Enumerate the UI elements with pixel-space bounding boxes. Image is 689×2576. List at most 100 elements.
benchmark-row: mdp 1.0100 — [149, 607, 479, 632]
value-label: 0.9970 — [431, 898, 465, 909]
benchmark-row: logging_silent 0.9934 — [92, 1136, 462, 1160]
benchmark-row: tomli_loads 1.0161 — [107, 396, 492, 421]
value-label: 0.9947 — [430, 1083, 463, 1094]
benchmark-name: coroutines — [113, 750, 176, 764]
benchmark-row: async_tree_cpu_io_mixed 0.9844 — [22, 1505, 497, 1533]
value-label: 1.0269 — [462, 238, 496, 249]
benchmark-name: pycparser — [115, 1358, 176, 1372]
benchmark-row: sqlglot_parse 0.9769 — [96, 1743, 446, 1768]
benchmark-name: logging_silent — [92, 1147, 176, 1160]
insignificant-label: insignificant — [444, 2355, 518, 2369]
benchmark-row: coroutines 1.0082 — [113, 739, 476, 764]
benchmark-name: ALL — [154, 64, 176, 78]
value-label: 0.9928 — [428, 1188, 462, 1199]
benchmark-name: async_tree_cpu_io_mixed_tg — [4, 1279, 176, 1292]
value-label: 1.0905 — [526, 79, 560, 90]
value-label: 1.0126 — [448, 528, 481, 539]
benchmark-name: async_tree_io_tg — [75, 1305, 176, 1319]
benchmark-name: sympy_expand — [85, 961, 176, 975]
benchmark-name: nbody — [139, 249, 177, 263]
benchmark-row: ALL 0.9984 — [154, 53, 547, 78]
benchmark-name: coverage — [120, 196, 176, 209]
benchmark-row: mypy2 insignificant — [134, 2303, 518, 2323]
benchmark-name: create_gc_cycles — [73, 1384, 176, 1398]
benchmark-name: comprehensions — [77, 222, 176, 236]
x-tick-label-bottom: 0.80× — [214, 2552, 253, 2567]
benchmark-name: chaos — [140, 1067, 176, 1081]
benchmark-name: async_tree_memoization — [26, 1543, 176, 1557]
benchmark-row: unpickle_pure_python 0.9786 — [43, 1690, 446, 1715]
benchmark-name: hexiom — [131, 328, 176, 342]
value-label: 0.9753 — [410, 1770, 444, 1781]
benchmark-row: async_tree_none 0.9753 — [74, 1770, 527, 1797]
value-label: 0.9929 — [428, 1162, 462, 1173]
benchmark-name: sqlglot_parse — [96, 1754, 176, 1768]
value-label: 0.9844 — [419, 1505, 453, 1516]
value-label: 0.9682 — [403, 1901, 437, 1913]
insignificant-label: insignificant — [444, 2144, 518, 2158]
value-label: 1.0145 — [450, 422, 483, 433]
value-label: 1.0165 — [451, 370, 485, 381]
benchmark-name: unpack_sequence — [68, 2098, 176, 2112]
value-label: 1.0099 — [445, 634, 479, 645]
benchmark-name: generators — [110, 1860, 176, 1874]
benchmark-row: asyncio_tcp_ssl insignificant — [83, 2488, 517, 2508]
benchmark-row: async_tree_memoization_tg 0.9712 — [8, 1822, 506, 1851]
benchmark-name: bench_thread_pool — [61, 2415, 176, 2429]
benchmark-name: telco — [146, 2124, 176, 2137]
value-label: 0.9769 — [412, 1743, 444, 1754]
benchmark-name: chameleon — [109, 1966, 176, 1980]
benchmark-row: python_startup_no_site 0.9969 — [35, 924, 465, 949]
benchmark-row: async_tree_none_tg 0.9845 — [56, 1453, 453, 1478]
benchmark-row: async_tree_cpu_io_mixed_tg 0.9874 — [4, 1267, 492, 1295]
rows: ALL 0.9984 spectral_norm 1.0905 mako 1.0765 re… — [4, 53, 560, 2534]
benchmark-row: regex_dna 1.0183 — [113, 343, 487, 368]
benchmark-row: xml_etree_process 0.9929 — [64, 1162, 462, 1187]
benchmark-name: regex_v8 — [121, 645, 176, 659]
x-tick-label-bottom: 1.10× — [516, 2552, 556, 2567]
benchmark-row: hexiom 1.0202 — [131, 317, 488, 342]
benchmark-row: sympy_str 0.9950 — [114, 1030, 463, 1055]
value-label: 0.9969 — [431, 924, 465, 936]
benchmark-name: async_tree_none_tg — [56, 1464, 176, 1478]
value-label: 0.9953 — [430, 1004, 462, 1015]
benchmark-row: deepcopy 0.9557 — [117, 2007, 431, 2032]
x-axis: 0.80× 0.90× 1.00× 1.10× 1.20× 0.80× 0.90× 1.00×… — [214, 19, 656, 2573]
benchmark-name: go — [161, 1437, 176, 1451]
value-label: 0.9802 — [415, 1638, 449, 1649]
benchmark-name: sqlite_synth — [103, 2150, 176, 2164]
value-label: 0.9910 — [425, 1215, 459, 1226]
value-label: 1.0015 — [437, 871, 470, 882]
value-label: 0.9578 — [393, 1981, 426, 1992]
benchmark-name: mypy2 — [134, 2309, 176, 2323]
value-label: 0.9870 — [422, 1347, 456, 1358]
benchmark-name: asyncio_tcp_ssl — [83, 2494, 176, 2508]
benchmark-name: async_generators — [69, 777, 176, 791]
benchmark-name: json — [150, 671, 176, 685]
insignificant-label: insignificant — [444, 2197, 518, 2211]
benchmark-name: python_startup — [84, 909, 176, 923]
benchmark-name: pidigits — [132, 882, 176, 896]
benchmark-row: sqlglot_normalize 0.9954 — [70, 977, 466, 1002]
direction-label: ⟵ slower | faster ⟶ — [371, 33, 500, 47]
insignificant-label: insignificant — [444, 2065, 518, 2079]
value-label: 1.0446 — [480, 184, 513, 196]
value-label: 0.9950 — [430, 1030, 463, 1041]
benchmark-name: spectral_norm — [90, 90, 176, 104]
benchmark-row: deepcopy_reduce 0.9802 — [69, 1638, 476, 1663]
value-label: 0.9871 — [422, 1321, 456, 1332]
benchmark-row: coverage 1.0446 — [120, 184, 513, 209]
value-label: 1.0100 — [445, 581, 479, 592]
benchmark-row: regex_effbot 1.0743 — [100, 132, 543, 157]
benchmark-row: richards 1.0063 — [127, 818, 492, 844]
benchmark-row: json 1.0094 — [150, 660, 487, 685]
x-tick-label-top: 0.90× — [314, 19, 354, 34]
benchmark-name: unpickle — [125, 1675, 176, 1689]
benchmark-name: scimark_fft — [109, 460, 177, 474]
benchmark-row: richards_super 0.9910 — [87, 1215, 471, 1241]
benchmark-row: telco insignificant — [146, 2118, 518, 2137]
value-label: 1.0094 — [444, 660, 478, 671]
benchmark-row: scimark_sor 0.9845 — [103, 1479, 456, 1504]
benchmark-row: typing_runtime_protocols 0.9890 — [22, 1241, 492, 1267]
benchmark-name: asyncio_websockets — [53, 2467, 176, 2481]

-=-=-

▶ **Set problem**: Please reproduce the lines from the start of the records through the line containing "benchmark-name: nbody — [139, 249, 177, 263]", both ends included, exactly as they appear.

▶ **Full response**:
Enumerate the UI elements with pixel-space bounding boxes. Image is 689×2576. List at most 100 elements.
benchmark-row: mdp 1.0100 — [149, 607, 479, 632]
value-label: 0.9970 — [431, 898, 465, 909]
benchmark-row: logging_silent 0.9934 — [92, 1136, 462, 1160]
benchmark-row: tomli_loads 1.0161 — [107, 396, 492, 421]
value-label: 0.9947 — [430, 1083, 463, 1094]
benchmark-name: coroutines — [113, 750, 176, 764]
benchmark-row: async_tree_cpu_io_mixed 0.9844 — [22, 1505, 497, 1533]
value-label: 1.0269 — [462, 238, 496, 249]
benchmark-name: pycparser — [115, 1358, 176, 1372]
benchmark-row: sqlglot_parse 0.9769 — [96, 1743, 446, 1768]
benchmark-name: logging_silent — [92, 1147, 176, 1160]
insignificant-label: insignificant — [444, 2355, 518, 2369]
benchmark-row: coroutines 1.0082 — [113, 739, 476, 764]
benchmark-name: ALL — [154, 64, 176, 78]
value-label: 0.9928 — [428, 1188, 462, 1199]
benchmark-name: async_tree_cpu_io_mixed_tg — [4, 1279, 176, 1292]
value-label: 1.0905 — [526, 79, 560, 90]
value-label: 1.0126 — [448, 528, 481, 539]
benchmark-name: async_tree_io_tg — [75, 1305, 176, 1319]
benchmark-name: sympy_expand — [85, 961, 176, 975]
benchmark-name: nbody — [139, 249, 177, 263]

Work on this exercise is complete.